Records from a data collection:
——

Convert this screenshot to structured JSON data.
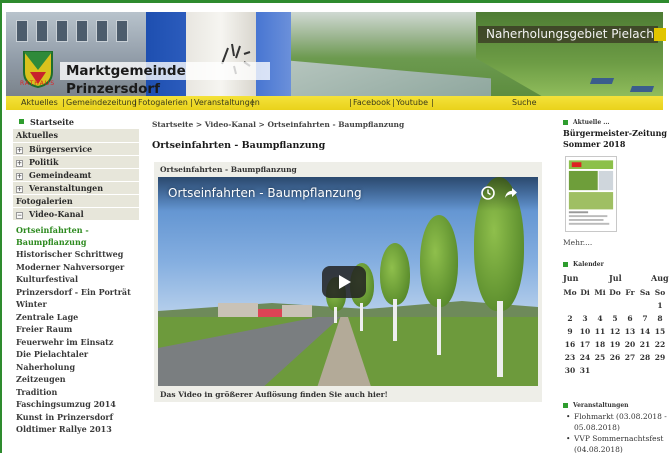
{
  "header": {
    "banner_tag": "Naherholungsgebiet Pielach",
    "site_title": "Marktgemeinde Prinzersdorf",
    "crest_caption": "RATHAUS"
  },
  "nav": {
    "items": [
      "Aktuelles",
      "Gemeindezeitung",
      "Fotogalerien",
      "Veranstaltungen"
    ],
    "social": [
      "Facebook",
      "Youtube"
    ],
    "search": "Suche"
  },
  "sidebar": {
    "home": "Startseite",
    "aktuelles": "Aktuelles",
    "groups": [
      "Bürgerservice",
      "Politik",
      "Gemeindeamt",
      "Veranstaltungen"
    ],
    "fotogalerien": "Fotogalerien",
    "video_kanal": "Video-Kanal",
    "active": "Ortseinfahrten - Baumpflanzung",
    "items": [
      "Historischer Schrittweg",
      "Moderner Nahversorger",
      "Kulturfestival",
      "Prinzersdorf - Ein Porträt",
      "Winter",
      "Zentrale Lage",
      "Freier Raum",
      "Feuerwehr im Einsatz",
      "Die Pielachtaler",
      "Naherholung",
      "Zeitzeugen",
      "Tradition",
      "Faschingsumzug 2014",
      "Kunst in Prinzersdorf",
      "Oldtimer Rallye 2013"
    ]
  },
  "main": {
    "breadcrumb": "Startseite > Video-Kanal > Ortseinfahrten - Baumpflanzung",
    "title": "Ortseinfahrten - Baumpflanzung",
    "box_title": "Ortseinfahrten - Baumpflanzung",
    "video_title": "Ortseinfahrten - Baumpflanzung",
    "note": "Das Video in größerer Auflösung finden Sie auch hier!"
  },
  "right": {
    "news_head": "Aktuelle ...",
    "news_title": "Bürgermeister-Zeitung Sommer 2018",
    "more": "Mehr....",
    "cal_head": "Kalender",
    "months": [
      "Jun",
      "Jul",
      "Aug"
    ],
    "weekdays": [
      "Mo",
      "Di",
      "Mi",
      "Do",
      "Fr",
      "Sa",
      "So"
    ],
    "weeks": [
      [
        "",
        "",
        "",
        "",
        "",
        "",
        "1"
      ],
      [
        "2",
        "3",
        "4",
        "5",
        "6",
        "7",
        "8"
      ],
      [
        "9",
        "10",
        "11",
        "12",
        "13",
        "14",
        "15"
      ],
      [
        "16",
        "17",
        "18",
        "19",
        "20",
        "21",
        "22"
      ],
      [
        "23",
        "24",
        "25",
        "26",
        "27",
        "28",
        "29"
      ],
      [
        "30",
        "31",
        "",
        "",
        "",
        "",
        ""
      ]
    ],
    "events_head": "Veranstaltungen",
    "events": [
      "Flohmarkt (03.08.2018 - 05.08.2018)",
      "VVP Sommernachtsfest (04.08.2018)"
    ]
  }
}
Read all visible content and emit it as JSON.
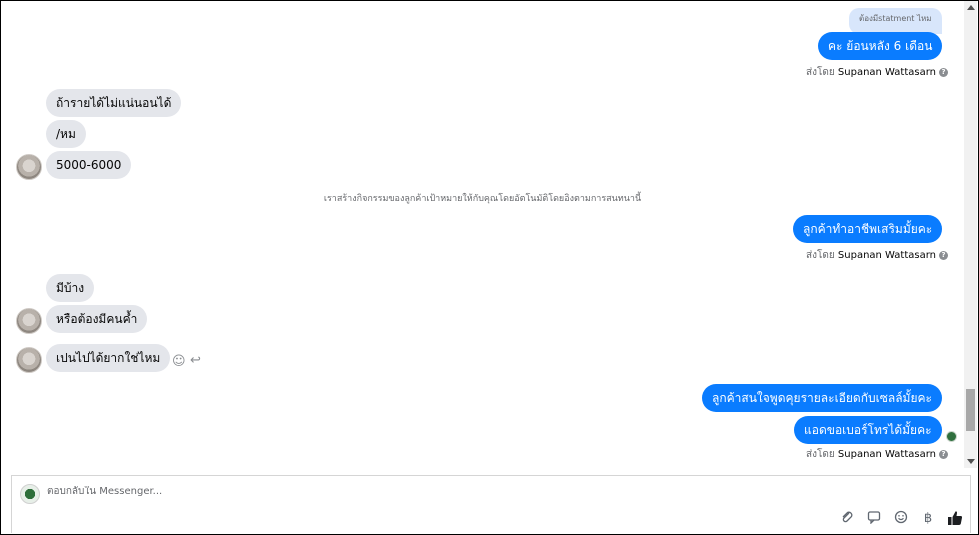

——

* Objective
Go through the entries above and output them exactly, without pictures.

* Right answer
Convert this screenshot to structured JSON data.
{
  "header": {
    "banner_tag": "Naherholungsgebiet Pielach",
    "site_title": "Marktgemeinde Prinzersdorf",
    "crest_caption": "RATHAUS"
  },
  "nav": {
    "items": [
      "Aktuelles",
      "Gemeindezeitung",
      "Fotogalerien",
      "Veranstaltungen"
    ],
    "social": [
      "Facebook",
      "Youtube"
    ],
    "search": "Suche"
  },
  "sidebar": {
    "home": "Startseite",
    "aktuelles": "Aktuelles",
    "groups": [
      "Bürgerservice",
      "Politik",
      "Gemeindeamt",
      "Veranstaltungen"
    ],
    "fotogalerien": "Fotogalerien",
    "video_kanal": "Video-Kanal",
    "active": "Ortseinfahrten - Baumpflanzung",
    "items": [
      "Historischer Schrittweg",
      "Moderner Nahversorger",
      "Kulturfestival",
      "Prinzersdorf - Ein Porträt",
      "Winter",
      "Zentrale Lage",
      "Freier Raum",
      "Feuerwehr im Einsatz",
      "Die Pielachtaler",
      "Naherholung",
      "Zeitzeugen",
      "Tradition",
      "Faschingsumzug 2014",
      "Kunst in Prinzersdorf",
      "Oldtimer Rallye 2013"
    ]
  },
  "main": {
    "breadcrumb": "Startseite > Video-Kanal > Ortseinfahrten - Baumpflanzung",
    "title": "Ortseinfahrten - Baumpflanzung",
    "box_title": "Ortseinfahrten - Baumpflanzung",
    "video_title": "Ortseinfahrten - Baumpflanzung",
    "note": "Das Video in größerer Auflösung finden Sie auch hier!"
  },
  "right": {
    "news_head": "Aktuelle ...",
    "news_title": "Bürgermeister-Zeitung Sommer 2018",
    "more": "Mehr....",
    "cal_head": "Kalender",
    "months": [
      "Jun",
      "Jul",
      "Aug"
    ],
    "weekdays": [
      "Mo",
      "Di",
      "Mi",
      "Do",
      "Fr",
      "Sa",
      "So"
    ],
    "weeks": [
      [
        "",
        "",
        "",
        "",
        "",
        "",
        "1"
      ],
      [
        "2",
        "3",
        "4",
        "5",
        "6",
        "7",
        "8"
      ],
      [
        "9",
        "10",
        "11",
        "12",
        "13",
        "14",
        "15"
      ],
      [
        "16",
        "17",
        "18",
        "19",
        "20",
        "21",
        "22"
      ],
      [
        "23",
        "24",
        "25",
        "26",
        "27",
        "28",
        "29"
      ],
      [
        "30",
        "31",
        "",
        "",
        "",
        "",
        ""
      ]
    ],
    "events_head": "Veranstaltungen",
    "events": [
      "Flohmarkt (03.08.2018 - 05.08.2018)",
      "VVP Sommernachtsfest (04.08.2018)"
    ]
  }
}
Read all visible content and emit it as JSON.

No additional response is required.